EXTRAIT CITÉ:
Cet avis consultatif  avait été en effet demandé par le Souverain, le 21 décembre 2007, lors de l’audience royale de nomination de Driss El Yazami et Abdellah Boussouf, respectivement président et secrétaire général du CCME, avec administrativement et matériellement le grade respectif de ministre et de secrétaire d’Etat. Leurs postes leur sont toujours attribués plus de 12 ans après, en dépit des résultats très médiocres du Conseil et des multiples dysfonctionnements qu’il connaît.

Le communiqué du Cabinet Royal du 21 décembre 2007, souligne notamment ceci: «À cette occasion, Sa Majesté le Roi a rappelé les larges attributions consultatives  que le Souverain a conféré audit Conseil pour permettre aux membres de la communauté marocaine à l’étranger, où qu’ils se trouvent, d’exercer la plénitude des droits attachés à leur citoyenneté. Par ailleurs, Sa Majesté le Roi a insisté sur le devoir qui incombe au Conseil de s’attacher, en plus de l’exercice de ses attributions, à approfondir la réflexion sur l’action à mener et à œuvrer de manière impartiale, en toute responsabilité et avec la sagesse, la clairvoyance et l’ouverture d’esprit requises, en vue de soumettre à la Haute Appréciation Royale, des recommandations sur les garanties nécessaires à assurer pour que le prochain conseil choisi gagne en représentativité, ainsi que sur les conditions à réunir pour garantir une présence réelle, globale et graduelle des citoyens marocains à l’étranger, au sein de toutes les institutions nationales et de tous les secteurs d’activité du pays». 

Or cette directive royale, n’a jamais été suivie.

ENREGISTREMENTS:
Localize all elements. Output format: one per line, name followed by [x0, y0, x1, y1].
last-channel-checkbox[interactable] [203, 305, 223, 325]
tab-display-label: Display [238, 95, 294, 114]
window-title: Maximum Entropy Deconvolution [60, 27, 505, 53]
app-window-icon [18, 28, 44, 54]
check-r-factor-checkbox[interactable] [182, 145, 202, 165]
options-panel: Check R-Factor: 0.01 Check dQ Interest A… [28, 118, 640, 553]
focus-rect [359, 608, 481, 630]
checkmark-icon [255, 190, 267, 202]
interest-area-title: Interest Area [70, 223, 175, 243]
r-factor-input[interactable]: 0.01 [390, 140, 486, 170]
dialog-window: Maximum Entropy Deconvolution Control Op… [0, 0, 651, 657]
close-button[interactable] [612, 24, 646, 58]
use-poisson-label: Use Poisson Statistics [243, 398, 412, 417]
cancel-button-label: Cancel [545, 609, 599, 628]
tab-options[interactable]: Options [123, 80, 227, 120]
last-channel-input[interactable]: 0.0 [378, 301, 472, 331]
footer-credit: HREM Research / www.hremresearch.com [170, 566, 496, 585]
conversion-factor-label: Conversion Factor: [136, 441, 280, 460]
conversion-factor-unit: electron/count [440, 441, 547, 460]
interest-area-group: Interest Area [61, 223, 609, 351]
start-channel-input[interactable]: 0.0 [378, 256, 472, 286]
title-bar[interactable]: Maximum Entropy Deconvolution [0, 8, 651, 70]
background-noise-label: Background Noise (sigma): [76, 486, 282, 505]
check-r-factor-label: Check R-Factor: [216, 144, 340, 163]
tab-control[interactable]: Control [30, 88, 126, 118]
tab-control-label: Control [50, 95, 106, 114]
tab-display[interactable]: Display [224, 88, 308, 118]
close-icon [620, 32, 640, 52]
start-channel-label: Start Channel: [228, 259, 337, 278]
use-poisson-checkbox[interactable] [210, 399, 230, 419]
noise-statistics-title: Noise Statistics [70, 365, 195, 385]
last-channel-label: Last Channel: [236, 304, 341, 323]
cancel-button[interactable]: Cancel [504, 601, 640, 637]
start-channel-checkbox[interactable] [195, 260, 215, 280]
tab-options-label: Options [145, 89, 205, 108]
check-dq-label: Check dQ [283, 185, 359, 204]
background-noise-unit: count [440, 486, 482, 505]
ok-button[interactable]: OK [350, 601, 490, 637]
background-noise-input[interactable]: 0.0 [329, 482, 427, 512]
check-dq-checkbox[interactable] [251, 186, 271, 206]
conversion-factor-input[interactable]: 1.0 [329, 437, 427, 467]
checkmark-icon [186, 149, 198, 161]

ÉNONCÉ DU PROBLÈME: Selon l'extrait cité, qui a été nommé secrétaire général du CCME ? Répondez en quelques mots, s'il vous plaît.

RÉPONSE: Abdellah Boussouf.